* **Exercise aim**
Reproduce the following material exactly, including every line.

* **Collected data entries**
┄┄┄┄┄┄┄┄┄┄
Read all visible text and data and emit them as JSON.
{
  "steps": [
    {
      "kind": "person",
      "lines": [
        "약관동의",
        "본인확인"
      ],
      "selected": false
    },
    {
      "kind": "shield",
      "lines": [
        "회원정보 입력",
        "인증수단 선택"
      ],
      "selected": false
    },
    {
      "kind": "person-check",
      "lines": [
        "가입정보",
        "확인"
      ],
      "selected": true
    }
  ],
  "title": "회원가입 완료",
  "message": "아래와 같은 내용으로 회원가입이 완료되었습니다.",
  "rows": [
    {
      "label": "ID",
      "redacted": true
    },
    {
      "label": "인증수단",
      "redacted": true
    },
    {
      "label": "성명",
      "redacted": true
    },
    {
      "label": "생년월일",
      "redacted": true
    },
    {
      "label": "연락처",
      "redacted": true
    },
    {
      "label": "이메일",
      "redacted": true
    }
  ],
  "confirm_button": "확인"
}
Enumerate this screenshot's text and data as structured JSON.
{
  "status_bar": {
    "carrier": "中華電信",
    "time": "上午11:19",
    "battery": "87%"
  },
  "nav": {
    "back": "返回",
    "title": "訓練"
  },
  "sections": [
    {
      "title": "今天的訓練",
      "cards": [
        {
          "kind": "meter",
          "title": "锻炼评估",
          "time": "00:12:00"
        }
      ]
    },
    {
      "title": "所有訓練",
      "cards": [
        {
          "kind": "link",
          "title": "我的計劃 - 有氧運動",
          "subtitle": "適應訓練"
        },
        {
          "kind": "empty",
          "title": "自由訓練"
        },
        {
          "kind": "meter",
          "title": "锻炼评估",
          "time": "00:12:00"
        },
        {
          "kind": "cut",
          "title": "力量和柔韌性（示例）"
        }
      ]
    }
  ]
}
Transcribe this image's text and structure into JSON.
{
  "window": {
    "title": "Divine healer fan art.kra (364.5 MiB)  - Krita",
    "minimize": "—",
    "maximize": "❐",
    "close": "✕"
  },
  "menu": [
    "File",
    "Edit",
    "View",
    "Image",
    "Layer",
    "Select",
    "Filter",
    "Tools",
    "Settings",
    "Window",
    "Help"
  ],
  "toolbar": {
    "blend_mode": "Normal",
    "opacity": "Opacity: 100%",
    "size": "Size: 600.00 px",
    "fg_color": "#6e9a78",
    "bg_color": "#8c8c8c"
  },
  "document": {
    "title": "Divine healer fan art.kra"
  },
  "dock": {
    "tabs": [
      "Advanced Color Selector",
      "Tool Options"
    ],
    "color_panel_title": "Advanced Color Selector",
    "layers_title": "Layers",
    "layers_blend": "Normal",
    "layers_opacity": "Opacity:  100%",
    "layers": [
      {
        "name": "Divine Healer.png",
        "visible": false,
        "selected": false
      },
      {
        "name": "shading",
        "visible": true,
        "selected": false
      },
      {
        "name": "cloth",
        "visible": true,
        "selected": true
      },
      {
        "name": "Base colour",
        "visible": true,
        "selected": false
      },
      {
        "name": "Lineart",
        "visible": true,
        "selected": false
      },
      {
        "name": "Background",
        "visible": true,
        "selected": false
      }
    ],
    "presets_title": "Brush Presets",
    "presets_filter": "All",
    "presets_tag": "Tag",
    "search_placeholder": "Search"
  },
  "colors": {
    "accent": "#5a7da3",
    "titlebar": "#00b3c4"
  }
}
┄┄┄┄┄┄┄┄┄┄
* **Task result**
Read all visible text and data and emit them as JSON.
{
  "steps": [
    {
      "kind": "person",
      "lines": [
        "약관동의",
        "본인확인"
      ],
      "selected": false
    },
    {
      "kind": "shield",
      "lines": [
        "회원정보 입력",
        "인증수단 선택"
      ],
      "selected": false
    },
    {
      "kind": "person-check",
      "lines": [
        "가입정보",
        "확인"
      ],
      "selected": true
    }
  ],
  "title": "회원가입 완료",
  "message": "아래와 같은 내용으로 회원가입이 완료되었습니다.",
  "rows": [
    {
      "label": "ID",
      "redacted": true
    },
    {
      "label": "인증수단",
      "redacted": true
    },
    {
      "label": "성명",
      "redacted": true
    },
    {
      "label": "생년월일",
      "redacted": true
    },
    {
      "label": "연락처",
      "redacted": true
    },
    {
      "label": "이메일",
      "redacted": true
    }
  ],
  "confirm_button": "확인"
}
Enumerate this screenshot's text and data as structured JSON.
{
  "status_bar": {
    "carrier": "中華電信",
    "time": "上午11:19",
    "battery": "87%"
  },
  "nav": {
    "back": "返回",
    "title": "訓練"
  },
  "sections": [
    {
      "title": "今天的訓練",
      "cards": [
        {
          "kind": "meter",
          "title": "锻炼评估",
          "time": "00:12:00"
        }
      ]
    },
    {
      "title": "所有訓練",
      "cards": [
        {
          "kind": "link",
          "title": "我的計劃 - 有氧運動",
          "subtitle": "適應訓練"
        },
        {
          "kind": "empty",
          "title": "自由訓練"
        },
        {
          "kind": "meter",
          "title": "锻炼评估",
          "time": "00:12:00"
        },
        {
          "kind": "cut",
          "title": "力量和柔韌性（示例）"
        }
      ]
    }
  ]
}
Transcribe this image's text and structure into JSON.
{
  "window": {
    "title": "Divine healer fan art.kra (364.5 MiB)  - Krita",
    "minimize": "—",
    "maximize": "❐",
    "close": "✕"
  },
  "menu": [
    "File",
    "Edit",
    "View",
    "Image",
    "Layer",
    "Select",
    "Filter",
    "Tools",
    "Settings",
    "Window",
    "Help"
  ],
  "toolbar": {
    "blend_mode": "Normal",
    "opacity": "Opacity: 100%",
    "size": "Size: 600.00 px",
    "fg_color": "#6e9a78",
    "bg_color": "#8c8c8c"
  },
  "document": {
    "title": "Divine healer fan art.kra"
  },
  "dock": {
    "tabs": [
      "Advanced Color Selector",
      "Tool Options"
    ],
    "color_panel_title": "Advanced Color Selector",
    "layers_title": "Layers",
    "layers_blend": "Normal",
    "layers_opacity": "Opacity:  100%",
    "layers": [
      {
        "name": "Divine Healer.png",
        "visible": false,
        "selected": false
      },
      {
        "name": "shading",
        "visible": true,
        "selected": false
      },
      {
        "name": "cloth",
        "visible": true,
        "selected": true
      },
      {
        "name": "Base colour",
        "visible": true,
        "selected": false
      },
      {
        "name": "Lineart",
        "visible": true,
        "selected": false
      },
      {
        "name": "Background",
        "visible": true,
        "selected": false
      }
    ],
    "presets_title": "Brush Presets",
    "presets_filter": "All",
    "presets_tag": "Tag",
    "search_placeholder": "Search"
  },
  "colors": {
    "accent": "#5a7da3",
    "titlebar": "#00b3c4"
  }
}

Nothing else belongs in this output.